Start Items

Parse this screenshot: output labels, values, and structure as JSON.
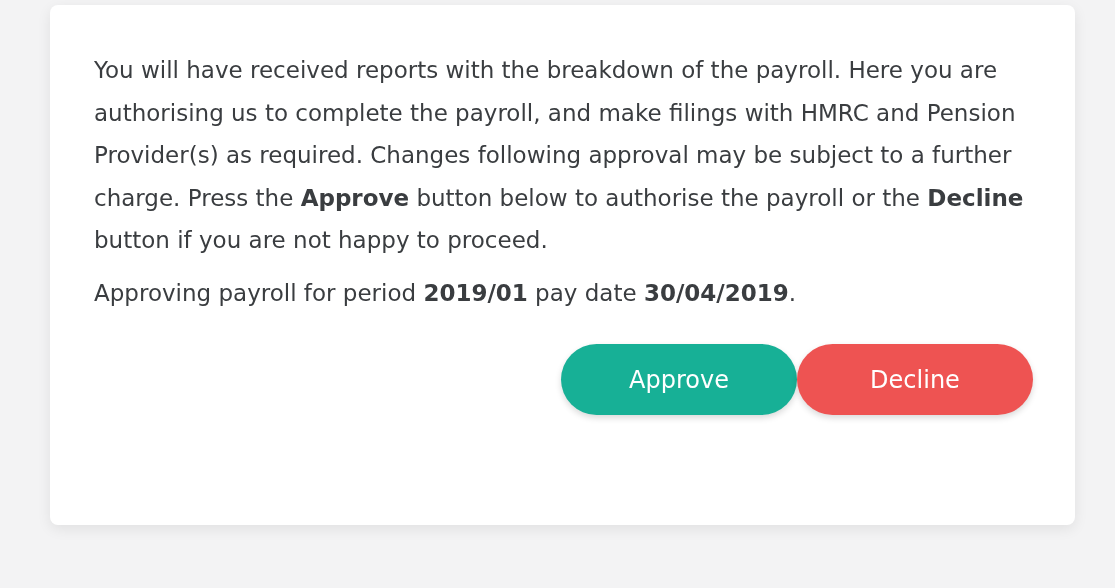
{
  "card": {
    "paragraphs": [
      "You will have received reports with the breakdown of the payroll. Here you are authorising us to complete the payroll, and make filings with HMRC and Pension Provider(s) as required. Changes following approval may be subject to a further charge. Press the **Approve** button below to authorise the payroll or the **Decline** button if you are not happy to proceed.",
      "Approving payroll for period **2019/01** pay date **30/04/2019**."
    ],
    "buttons": [
      {
        "label": "Approve",
        "kind": "approve"
      },
      {
        "label": "Decline",
        "kind": "decline"
      }
    ]
  }
}
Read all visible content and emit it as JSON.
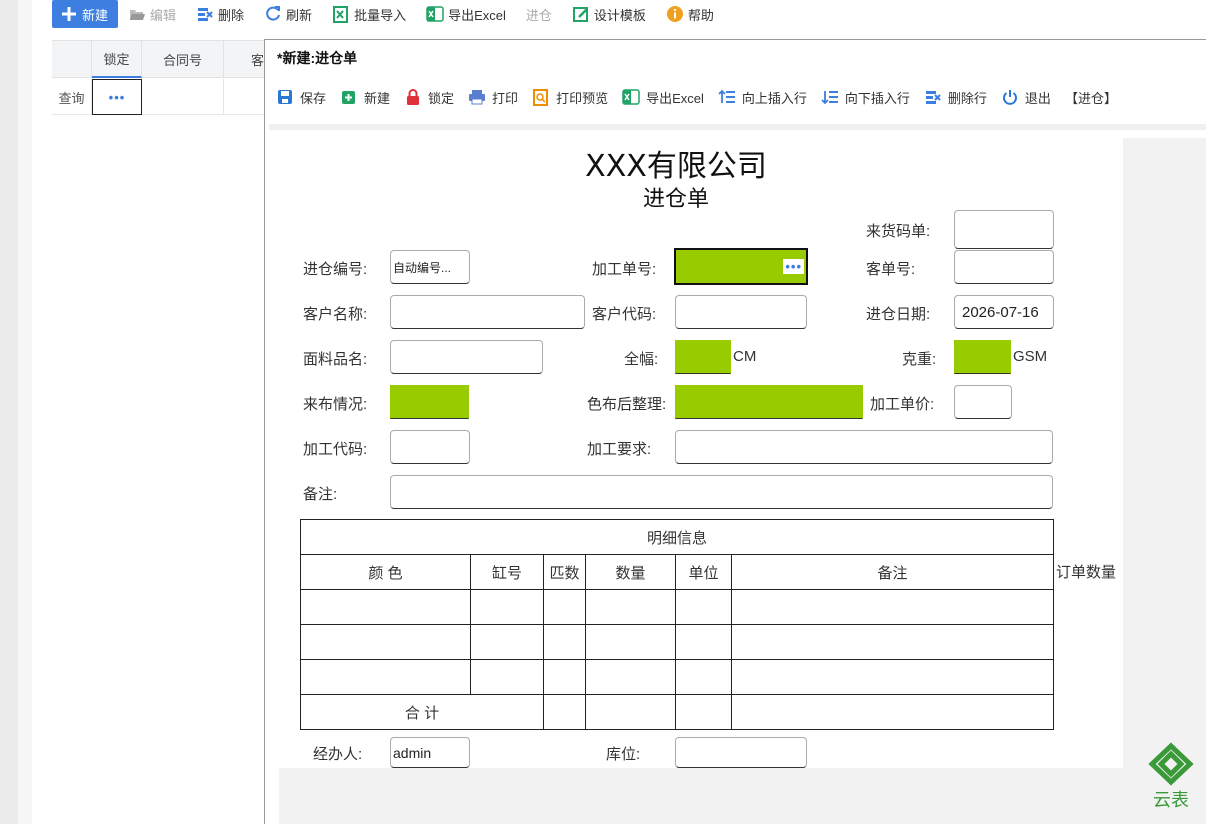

End Items

Restate the data above word for word. Skip every picture.

Solution for this exercise:
Parse this screenshot: output labels, values, and structure as JSON.
{
  "card": {
    "paragraphs": [
      "You will have received reports with the breakdown of the payroll. Here you are authorising us to complete the payroll, and make filings with HMRC and Pension Provider(s) as required. Changes following approval may be subject to a further charge. Press the **Approve** button below to authorise the payroll or the **Decline** button if you are not happy to proceed.",
      "Approving payroll for period **2019/01** pay date **30/04/2019**."
    ],
    "buttons": [
      {
        "label": "Approve",
        "kind": "approve"
      },
      {
        "label": "Decline",
        "kind": "decline"
      }
    ]
  }
}
Read all visible content and emit it as JSON.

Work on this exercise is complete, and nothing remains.